Exercise - What number of lines hold the word "with"? State that number and nothing besides.

# # # #

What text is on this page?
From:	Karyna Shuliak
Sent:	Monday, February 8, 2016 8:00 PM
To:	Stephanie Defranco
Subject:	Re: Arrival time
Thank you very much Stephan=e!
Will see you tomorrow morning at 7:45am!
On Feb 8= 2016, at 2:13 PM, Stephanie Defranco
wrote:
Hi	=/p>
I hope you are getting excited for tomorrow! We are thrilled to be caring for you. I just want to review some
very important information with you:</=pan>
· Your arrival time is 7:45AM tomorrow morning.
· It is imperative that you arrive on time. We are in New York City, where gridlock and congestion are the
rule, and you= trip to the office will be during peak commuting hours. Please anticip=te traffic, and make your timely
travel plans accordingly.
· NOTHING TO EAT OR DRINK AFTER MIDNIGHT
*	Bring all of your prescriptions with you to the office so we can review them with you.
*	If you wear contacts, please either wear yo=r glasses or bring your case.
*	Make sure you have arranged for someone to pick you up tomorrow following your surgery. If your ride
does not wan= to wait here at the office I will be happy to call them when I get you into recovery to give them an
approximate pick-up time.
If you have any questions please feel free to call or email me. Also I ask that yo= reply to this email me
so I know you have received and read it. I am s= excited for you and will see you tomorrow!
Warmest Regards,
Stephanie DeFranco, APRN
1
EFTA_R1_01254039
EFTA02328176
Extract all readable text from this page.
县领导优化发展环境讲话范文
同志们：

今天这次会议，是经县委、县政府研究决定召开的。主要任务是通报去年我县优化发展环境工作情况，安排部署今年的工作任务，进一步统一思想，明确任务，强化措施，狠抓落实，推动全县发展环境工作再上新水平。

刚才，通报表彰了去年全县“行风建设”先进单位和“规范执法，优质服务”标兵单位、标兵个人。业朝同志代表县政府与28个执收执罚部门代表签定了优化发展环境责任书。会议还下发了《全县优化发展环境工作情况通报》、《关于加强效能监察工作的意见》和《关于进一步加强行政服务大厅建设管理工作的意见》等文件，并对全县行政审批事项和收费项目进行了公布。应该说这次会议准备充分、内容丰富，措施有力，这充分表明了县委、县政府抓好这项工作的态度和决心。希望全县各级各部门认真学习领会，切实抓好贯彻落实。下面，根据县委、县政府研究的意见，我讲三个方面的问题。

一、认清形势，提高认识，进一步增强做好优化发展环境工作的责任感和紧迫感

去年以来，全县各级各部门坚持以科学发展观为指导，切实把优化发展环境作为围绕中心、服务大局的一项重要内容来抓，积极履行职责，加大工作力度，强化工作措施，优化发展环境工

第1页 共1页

# # # #

Answer in full - 2